**What is expected**. Every line of the entries below that mentions "Hinr" is to be copied out.

**Input data**.
--- --- ---

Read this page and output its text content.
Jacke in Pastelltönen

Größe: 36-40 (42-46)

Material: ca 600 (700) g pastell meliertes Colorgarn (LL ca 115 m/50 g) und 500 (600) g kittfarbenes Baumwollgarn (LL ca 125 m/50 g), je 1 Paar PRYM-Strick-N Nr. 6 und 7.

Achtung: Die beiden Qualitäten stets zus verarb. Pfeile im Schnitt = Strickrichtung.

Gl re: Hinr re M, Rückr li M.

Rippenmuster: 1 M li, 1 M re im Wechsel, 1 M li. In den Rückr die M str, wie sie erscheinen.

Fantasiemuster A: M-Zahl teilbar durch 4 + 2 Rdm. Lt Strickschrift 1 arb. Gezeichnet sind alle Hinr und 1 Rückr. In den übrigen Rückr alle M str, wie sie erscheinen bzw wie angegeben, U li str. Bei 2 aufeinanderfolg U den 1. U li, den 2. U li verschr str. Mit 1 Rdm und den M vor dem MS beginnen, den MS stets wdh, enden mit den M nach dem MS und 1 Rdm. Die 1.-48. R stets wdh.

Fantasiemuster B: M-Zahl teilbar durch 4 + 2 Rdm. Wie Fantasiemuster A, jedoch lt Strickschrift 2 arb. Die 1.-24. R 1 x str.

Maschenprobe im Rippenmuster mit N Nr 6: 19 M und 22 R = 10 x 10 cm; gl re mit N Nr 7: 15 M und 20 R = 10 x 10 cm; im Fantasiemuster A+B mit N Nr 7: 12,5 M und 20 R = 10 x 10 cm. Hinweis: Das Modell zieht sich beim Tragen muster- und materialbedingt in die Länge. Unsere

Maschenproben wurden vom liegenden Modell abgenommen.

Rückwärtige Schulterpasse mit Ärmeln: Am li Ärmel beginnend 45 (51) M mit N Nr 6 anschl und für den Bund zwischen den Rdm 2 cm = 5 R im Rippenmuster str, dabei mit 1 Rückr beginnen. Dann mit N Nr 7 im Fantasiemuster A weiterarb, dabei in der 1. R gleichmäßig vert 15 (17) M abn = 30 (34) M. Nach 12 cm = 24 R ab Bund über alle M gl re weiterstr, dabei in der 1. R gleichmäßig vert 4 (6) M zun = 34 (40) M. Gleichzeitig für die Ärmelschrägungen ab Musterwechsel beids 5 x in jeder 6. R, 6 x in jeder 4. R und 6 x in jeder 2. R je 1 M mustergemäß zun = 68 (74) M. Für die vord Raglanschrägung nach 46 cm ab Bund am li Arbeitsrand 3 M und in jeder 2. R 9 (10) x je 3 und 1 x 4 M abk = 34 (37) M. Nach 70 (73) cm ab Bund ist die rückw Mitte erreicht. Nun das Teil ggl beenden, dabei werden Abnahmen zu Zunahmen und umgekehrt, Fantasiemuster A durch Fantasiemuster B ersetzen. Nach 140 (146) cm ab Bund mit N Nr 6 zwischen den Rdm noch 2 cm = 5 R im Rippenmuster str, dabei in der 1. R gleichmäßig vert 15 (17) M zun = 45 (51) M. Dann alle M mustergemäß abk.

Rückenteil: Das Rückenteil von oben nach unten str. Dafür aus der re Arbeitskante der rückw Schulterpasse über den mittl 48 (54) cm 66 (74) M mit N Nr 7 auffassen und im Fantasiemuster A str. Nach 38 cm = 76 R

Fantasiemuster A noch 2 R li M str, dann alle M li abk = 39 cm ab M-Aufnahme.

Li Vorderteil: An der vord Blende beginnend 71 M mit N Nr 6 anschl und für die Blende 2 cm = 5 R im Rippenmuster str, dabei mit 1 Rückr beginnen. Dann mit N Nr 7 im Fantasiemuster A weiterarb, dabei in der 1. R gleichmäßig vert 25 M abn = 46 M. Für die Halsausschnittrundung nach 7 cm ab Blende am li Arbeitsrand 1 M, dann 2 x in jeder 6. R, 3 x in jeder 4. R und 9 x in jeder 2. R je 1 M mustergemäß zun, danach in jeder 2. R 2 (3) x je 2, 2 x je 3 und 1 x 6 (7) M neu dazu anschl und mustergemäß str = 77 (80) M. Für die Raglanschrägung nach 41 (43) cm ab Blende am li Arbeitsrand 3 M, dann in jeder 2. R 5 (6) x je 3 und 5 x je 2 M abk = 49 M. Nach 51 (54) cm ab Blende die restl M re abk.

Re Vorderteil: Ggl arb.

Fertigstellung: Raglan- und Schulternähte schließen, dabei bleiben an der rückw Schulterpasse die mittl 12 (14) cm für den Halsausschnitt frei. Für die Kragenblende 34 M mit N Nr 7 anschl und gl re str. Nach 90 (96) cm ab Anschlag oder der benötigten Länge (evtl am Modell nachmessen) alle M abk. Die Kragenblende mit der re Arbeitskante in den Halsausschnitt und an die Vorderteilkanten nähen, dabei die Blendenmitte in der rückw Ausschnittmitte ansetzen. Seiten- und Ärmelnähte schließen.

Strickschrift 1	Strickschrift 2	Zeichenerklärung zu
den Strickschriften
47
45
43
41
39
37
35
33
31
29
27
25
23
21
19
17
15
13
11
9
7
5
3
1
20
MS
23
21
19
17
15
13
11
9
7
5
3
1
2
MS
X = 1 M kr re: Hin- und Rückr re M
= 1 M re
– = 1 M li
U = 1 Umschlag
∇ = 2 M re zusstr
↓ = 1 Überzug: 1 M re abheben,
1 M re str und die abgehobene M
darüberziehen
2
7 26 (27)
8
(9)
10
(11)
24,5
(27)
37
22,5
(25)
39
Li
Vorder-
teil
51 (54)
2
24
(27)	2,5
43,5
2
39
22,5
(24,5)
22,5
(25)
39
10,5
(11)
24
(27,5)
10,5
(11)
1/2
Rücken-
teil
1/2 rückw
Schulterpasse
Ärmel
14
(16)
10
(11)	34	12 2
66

--- --- ---

**Written answer**.
Gl re: Hinr re M, Rückr li M.
Fantasiemuster A: M-Zahl teilbar durch 4 + 2 Rdm. Lt Strickschrift 1 arb. Gezeichnet sind alle Hinr und 1 Rückr. In den übrigen Rückr alle M str, wie sie erscheinen bzw wie angegeben, U li str. Bei 2 aufeinanderfolg U den 1. U li, den 2. U li verschr str. Mit 1 Rdm und den M vor dem MS beginnen, den MS stets wdh, enden mit den M nach dem MS und 1 Rdm. Die 1.-48. R stets wdh.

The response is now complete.